[INSTRUCTION]:
Copy all records verbatim.

[SOURCE MATERIAL]:
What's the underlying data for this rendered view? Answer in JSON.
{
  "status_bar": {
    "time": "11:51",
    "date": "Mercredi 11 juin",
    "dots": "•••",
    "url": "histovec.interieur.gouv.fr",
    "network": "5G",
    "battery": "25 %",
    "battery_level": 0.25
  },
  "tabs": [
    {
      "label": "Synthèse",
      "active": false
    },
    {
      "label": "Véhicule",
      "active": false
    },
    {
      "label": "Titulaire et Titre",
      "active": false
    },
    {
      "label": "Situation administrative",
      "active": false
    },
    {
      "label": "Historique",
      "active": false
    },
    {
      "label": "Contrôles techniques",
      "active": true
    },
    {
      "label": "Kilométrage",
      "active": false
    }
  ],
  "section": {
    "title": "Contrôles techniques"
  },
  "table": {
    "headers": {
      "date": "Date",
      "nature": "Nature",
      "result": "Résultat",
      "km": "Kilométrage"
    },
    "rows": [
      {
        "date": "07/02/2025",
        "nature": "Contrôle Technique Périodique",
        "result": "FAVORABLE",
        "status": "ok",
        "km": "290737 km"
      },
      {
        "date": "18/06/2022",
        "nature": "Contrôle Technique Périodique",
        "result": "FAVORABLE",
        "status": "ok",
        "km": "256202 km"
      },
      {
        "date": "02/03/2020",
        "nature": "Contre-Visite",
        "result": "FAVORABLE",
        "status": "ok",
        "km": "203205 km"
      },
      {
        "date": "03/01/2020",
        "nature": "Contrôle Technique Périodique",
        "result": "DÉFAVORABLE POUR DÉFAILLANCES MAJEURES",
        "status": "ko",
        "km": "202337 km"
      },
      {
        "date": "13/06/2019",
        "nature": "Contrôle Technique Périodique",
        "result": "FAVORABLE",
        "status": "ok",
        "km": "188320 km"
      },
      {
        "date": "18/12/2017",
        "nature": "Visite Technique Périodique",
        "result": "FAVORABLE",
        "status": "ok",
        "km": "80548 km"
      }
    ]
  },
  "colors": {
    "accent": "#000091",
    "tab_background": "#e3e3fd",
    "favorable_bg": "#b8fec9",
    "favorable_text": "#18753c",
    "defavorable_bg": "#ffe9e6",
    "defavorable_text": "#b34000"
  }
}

[TASK OUTPUT]:
What's the underlying data for this rendered view? Answer in JSON.
{
  "status_bar": {
    "time": "11:51",
    "date": "Mercredi 11 juin",
    "dots": "•••",
    "url": "histovec.interieur.gouv.fr",
    "network": "5G",
    "battery": "25 %",
    "battery_level": 0.25
  },
  "tabs": [
    {
      "label": "Synthèse",
      "active": false
    },
    {
      "label": "Véhicule",
      "active": false
    },
    {
      "label": "Titulaire et Titre",
      "active": false
    },
    {
      "label": "Situation administrative",
      "active": false
    },
    {
      "label": "Historique",
      "active": false
    },
    {
      "label": "Contrôles techniques",
      "active": true
    },
    {
      "label": "Kilométrage",
      "active": false
    }
  ],
  "section": {
    "title": "Contrôles techniques"
  },
  "table": {
    "headers": {
      "date": "Date",
      "nature": "Nature",
      "result": "Résultat",
      "km": "Kilométrage"
    },
    "rows": [
      {
        "date": "07/02/2025",
        "nature": "Contrôle Technique Périodique",
        "result": "FAVORABLE",
        "status": "ok",
        "km": "290737 km"
      },
      {
        "date": "18/06/2022",
        "nature": "Contrôle Technique Périodique",
        "result": "FAVORABLE",
        "status": "ok",
        "km": "256202 km"
      },
      {
        "date": "02/03/2020",
        "nature": "Contre-Visite",
        "result": "FAVORABLE",
        "status": "ok",
        "km": "203205 km"
      },
      {
        "date": "03/01/2020",
        "nature": "Contrôle Technique Périodique",
        "result": "DÉFAVORABLE POUR DÉFAILLANCES MAJEURES",
        "status": "ko",
        "km": "202337 km"
      },
      {
        "date": "13/06/2019",
        "nature": "Contrôle Technique Périodique",
        "result": "FAVORABLE",
        "status": "ok",
        "km": "188320 km"
      },
      {
        "date": "18/12/2017",
        "nature": "Visite Technique Périodique",
        "result": "FAVORABLE",
        "status": "ok",
        "km": "80548 km"
      }
    ]
  },
  "colors": {
    "accent": "#000091",
    "tab_background": "#e3e3fd",
    "favorable_bg": "#b8fec9",
    "favorable_text": "#18753c",
    "defavorable_bg": "#ffe9e6",
    "defavorable_text": "#b34000"
  }
}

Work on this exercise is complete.